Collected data
>>>
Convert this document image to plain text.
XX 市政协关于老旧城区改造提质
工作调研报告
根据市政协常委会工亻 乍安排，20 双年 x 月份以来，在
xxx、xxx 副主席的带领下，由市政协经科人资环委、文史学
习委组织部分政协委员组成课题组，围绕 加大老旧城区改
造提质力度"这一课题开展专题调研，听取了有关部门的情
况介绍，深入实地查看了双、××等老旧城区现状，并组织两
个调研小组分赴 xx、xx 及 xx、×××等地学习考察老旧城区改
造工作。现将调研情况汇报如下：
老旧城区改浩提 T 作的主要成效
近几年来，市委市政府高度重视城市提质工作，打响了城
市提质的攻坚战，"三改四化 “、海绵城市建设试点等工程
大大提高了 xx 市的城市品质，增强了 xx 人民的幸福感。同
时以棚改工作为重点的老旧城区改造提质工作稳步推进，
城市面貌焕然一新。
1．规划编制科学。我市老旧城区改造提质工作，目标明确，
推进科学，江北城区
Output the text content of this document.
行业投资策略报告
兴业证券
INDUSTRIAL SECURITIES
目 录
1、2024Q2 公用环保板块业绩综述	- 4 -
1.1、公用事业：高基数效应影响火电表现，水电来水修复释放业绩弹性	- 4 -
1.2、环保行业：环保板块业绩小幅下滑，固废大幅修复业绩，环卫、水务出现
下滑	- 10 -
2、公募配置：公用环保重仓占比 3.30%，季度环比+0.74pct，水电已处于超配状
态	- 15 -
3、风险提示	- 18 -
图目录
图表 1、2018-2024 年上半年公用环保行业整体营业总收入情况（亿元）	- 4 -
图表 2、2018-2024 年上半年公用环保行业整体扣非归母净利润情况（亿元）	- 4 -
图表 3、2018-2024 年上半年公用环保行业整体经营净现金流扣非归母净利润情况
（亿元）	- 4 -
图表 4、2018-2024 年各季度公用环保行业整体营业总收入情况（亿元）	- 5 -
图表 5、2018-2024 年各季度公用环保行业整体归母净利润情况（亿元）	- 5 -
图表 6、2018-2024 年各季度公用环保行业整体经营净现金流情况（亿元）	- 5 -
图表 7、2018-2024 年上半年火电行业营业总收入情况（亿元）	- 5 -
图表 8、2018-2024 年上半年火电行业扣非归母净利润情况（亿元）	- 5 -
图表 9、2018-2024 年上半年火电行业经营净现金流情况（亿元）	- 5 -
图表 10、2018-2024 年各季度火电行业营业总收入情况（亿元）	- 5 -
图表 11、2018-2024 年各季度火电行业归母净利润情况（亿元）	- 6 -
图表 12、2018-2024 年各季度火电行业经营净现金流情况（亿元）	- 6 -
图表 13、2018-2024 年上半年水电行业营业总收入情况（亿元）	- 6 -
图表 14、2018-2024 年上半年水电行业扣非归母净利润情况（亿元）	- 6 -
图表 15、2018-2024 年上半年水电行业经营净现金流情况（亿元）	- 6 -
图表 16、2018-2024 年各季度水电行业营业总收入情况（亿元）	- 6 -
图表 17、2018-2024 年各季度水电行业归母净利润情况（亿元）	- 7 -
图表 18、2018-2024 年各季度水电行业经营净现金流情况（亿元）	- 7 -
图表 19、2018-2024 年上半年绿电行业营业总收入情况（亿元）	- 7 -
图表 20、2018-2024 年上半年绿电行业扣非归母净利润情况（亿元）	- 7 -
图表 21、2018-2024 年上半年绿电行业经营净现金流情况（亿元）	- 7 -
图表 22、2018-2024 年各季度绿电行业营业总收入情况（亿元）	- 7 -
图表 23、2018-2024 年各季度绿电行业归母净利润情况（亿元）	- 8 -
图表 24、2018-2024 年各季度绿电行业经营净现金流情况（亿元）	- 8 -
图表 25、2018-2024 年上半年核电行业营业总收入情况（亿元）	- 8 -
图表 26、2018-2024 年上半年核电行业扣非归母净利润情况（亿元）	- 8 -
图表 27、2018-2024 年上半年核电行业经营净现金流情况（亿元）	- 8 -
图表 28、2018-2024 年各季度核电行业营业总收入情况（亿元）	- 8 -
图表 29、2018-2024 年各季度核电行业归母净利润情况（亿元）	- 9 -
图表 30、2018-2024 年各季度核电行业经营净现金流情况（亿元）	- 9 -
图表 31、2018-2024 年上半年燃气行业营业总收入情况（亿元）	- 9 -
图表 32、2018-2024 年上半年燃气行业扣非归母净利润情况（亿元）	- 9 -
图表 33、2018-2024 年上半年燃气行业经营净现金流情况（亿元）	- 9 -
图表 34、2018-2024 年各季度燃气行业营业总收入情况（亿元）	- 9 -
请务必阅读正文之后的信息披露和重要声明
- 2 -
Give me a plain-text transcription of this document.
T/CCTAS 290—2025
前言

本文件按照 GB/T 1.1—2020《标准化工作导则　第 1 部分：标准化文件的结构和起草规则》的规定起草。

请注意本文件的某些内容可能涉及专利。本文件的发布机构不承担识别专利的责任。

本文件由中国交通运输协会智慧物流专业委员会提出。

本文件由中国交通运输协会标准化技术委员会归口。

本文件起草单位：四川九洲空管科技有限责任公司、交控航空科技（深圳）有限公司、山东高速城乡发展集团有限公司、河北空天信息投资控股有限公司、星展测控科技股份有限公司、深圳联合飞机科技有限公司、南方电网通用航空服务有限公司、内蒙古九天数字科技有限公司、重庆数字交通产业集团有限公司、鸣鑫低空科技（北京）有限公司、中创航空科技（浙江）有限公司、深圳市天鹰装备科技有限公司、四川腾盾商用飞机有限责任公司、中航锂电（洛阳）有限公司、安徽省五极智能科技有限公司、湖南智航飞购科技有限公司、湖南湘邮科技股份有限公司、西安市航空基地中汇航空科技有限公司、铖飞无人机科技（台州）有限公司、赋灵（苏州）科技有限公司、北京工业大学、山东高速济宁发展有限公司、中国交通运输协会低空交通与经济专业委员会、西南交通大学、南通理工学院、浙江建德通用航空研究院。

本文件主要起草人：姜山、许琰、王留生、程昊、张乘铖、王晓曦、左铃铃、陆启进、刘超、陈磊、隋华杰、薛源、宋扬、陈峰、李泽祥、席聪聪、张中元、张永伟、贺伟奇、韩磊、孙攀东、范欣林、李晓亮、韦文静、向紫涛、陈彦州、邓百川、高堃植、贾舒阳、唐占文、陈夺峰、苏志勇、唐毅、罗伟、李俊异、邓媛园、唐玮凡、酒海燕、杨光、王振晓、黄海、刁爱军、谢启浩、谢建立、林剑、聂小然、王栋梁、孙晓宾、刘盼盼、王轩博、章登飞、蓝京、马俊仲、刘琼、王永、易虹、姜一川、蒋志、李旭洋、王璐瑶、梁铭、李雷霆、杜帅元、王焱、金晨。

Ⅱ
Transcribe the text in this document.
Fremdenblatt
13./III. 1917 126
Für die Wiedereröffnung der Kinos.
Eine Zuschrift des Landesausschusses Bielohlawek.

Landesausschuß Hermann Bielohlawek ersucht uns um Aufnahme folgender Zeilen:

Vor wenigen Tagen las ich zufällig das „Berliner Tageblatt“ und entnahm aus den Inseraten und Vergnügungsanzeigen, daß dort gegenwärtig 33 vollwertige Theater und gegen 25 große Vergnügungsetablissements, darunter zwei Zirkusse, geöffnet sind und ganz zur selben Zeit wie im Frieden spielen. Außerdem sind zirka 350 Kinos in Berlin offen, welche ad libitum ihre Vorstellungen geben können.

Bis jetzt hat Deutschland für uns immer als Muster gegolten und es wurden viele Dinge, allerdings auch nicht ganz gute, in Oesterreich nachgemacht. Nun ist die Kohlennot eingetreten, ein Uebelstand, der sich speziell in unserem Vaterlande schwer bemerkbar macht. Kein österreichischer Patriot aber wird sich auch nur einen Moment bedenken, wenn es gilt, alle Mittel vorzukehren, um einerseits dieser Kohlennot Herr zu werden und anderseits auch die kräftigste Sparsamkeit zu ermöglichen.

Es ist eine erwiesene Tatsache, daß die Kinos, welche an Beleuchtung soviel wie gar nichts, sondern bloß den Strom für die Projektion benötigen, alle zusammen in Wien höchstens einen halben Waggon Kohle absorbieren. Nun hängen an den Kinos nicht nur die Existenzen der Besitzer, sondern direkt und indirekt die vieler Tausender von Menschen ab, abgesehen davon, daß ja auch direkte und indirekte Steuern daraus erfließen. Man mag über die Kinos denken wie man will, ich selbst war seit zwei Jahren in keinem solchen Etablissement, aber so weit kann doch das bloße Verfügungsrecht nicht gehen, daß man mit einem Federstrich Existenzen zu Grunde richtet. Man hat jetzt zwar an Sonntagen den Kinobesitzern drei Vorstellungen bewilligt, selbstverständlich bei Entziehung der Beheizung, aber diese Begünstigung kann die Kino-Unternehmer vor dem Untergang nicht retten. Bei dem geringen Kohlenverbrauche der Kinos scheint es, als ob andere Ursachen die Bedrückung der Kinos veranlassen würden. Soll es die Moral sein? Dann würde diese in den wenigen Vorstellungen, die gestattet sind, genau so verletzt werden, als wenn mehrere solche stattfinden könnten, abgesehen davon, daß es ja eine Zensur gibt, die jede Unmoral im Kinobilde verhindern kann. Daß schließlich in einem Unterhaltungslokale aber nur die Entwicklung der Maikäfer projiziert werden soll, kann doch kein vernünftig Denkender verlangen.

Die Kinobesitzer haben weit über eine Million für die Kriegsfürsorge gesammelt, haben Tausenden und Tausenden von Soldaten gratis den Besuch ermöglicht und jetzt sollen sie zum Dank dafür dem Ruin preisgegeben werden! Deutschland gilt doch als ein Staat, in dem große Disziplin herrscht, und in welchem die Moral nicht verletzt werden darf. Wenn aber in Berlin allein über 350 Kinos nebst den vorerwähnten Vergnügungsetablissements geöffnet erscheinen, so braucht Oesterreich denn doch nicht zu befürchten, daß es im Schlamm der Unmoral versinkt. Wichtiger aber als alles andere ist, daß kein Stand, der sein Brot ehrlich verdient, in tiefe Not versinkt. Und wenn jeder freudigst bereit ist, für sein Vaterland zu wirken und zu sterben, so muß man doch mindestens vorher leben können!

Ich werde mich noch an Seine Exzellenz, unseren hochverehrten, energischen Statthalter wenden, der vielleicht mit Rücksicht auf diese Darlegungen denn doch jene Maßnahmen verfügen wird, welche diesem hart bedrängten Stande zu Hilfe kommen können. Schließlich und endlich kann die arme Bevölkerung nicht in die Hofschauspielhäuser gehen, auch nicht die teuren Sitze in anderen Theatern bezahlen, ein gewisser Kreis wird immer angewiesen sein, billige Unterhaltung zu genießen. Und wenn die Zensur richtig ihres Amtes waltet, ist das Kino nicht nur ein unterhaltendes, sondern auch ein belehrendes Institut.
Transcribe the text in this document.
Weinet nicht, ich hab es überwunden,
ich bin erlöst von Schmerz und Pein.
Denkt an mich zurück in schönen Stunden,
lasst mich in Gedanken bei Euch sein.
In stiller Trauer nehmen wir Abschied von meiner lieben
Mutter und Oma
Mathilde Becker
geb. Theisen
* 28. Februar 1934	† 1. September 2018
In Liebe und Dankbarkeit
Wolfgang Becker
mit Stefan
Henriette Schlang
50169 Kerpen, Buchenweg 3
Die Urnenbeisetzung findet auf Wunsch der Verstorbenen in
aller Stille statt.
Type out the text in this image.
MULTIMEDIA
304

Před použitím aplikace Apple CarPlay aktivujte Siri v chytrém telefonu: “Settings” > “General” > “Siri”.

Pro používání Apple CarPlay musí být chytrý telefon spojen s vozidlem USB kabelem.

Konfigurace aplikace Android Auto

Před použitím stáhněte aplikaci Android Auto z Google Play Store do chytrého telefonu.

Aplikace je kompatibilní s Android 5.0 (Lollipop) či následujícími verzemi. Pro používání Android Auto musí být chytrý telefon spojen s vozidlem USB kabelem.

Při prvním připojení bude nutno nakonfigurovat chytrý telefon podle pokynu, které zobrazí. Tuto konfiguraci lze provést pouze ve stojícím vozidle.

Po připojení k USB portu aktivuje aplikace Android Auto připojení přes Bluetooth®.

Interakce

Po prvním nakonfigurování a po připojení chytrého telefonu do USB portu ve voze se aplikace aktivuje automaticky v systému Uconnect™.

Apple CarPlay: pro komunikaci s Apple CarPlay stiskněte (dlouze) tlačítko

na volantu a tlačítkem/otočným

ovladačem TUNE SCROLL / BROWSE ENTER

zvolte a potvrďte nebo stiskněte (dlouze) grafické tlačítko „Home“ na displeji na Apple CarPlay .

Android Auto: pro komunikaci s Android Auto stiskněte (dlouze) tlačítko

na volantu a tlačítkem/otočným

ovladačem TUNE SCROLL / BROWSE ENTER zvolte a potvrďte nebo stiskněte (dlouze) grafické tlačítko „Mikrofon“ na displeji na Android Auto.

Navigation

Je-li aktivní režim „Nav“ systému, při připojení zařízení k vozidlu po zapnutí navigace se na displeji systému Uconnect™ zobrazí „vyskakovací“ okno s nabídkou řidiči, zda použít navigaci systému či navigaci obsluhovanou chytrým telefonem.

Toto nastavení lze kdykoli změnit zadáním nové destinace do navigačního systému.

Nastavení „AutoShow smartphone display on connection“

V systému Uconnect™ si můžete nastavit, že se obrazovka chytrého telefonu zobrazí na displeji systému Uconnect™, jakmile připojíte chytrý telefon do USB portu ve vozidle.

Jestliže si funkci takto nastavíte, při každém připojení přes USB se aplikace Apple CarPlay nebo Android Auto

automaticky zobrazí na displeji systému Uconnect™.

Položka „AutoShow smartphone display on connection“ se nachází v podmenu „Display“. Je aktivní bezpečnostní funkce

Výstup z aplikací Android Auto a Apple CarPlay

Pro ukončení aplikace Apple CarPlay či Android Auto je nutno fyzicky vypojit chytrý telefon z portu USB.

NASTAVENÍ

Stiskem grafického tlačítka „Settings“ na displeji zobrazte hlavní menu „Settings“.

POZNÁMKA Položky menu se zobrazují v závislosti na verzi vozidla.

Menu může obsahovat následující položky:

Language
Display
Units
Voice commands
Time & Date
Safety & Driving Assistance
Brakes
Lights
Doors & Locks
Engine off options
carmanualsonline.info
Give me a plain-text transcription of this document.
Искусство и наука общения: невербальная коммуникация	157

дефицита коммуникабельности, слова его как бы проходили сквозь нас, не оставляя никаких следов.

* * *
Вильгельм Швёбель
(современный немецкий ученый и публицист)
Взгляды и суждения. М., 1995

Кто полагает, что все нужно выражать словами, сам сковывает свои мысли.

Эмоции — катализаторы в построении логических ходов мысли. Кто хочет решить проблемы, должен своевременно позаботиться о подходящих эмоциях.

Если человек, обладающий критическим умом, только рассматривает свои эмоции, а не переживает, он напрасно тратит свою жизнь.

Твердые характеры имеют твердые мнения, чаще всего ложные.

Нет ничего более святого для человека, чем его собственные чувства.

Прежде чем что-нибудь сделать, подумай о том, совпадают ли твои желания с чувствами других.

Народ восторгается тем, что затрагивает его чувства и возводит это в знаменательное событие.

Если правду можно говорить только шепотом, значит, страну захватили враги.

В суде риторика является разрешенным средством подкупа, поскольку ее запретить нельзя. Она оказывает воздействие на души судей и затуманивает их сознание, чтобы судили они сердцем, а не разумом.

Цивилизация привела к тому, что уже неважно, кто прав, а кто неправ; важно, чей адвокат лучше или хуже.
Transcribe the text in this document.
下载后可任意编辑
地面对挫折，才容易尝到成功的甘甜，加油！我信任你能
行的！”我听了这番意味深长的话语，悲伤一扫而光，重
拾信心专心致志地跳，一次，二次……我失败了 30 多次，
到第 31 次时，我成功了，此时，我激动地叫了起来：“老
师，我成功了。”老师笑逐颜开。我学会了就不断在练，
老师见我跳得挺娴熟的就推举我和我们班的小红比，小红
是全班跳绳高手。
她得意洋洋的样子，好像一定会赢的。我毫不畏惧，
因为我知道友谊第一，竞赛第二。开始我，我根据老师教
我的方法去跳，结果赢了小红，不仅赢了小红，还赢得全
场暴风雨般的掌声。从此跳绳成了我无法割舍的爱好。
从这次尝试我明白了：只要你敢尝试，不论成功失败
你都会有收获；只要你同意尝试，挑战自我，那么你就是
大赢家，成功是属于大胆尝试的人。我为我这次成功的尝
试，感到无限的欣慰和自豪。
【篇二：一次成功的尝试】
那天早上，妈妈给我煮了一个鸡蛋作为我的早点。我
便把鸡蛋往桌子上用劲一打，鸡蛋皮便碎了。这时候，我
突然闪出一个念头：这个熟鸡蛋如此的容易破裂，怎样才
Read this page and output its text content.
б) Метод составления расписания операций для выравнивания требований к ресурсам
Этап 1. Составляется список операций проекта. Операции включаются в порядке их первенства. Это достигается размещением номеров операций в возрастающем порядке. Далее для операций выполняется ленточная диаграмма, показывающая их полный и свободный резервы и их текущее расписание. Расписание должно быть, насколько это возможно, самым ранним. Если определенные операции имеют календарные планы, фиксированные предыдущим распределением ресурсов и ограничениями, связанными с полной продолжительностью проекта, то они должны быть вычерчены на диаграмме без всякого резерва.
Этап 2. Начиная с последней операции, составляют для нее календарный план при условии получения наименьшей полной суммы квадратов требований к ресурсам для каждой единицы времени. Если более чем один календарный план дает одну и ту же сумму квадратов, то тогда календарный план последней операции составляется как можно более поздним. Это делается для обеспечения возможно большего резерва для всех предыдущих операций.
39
<<<
Quote the line that contains "Read this page and output its text content." and each line after it through the end of the data, exactly, leaving out everything else.

* [THE OUTPUT]
Read this page and output its text content.
б) Метод составления расписания операций для выравнивания требований к ресурсам
Этап 1. Составляется список операций проекта. Операции включаются в порядке их первенства. Это достигается размещением номеров операций в возрастающем порядке. Далее для операций выполняется ленточная диаграмма, показывающая их полный и свободный резервы и их текущее расписание. Расписание должно быть, насколько это возможно, самым ранним. Если определенные операции имеют календарные планы, фиксированные предыдущим распределением ресурсов и ограничениями, связанными с полной продолжительностью проекта, то они должны быть вычерчены на диаграмме без всякого резерва.
Этап 2. Начиная с последней операции, составляют для нее календарный план при условии получения наименьшей полной суммы квадратов требований к ресурсам для каждой единицы времени. Если более чем один календарный план дает одну и ту же сумму квадратов, то тогда календарный план последней операции составляется как можно более поздним. Это делается для обеспечения возможно большего резерва для всех предыдущих операций.
39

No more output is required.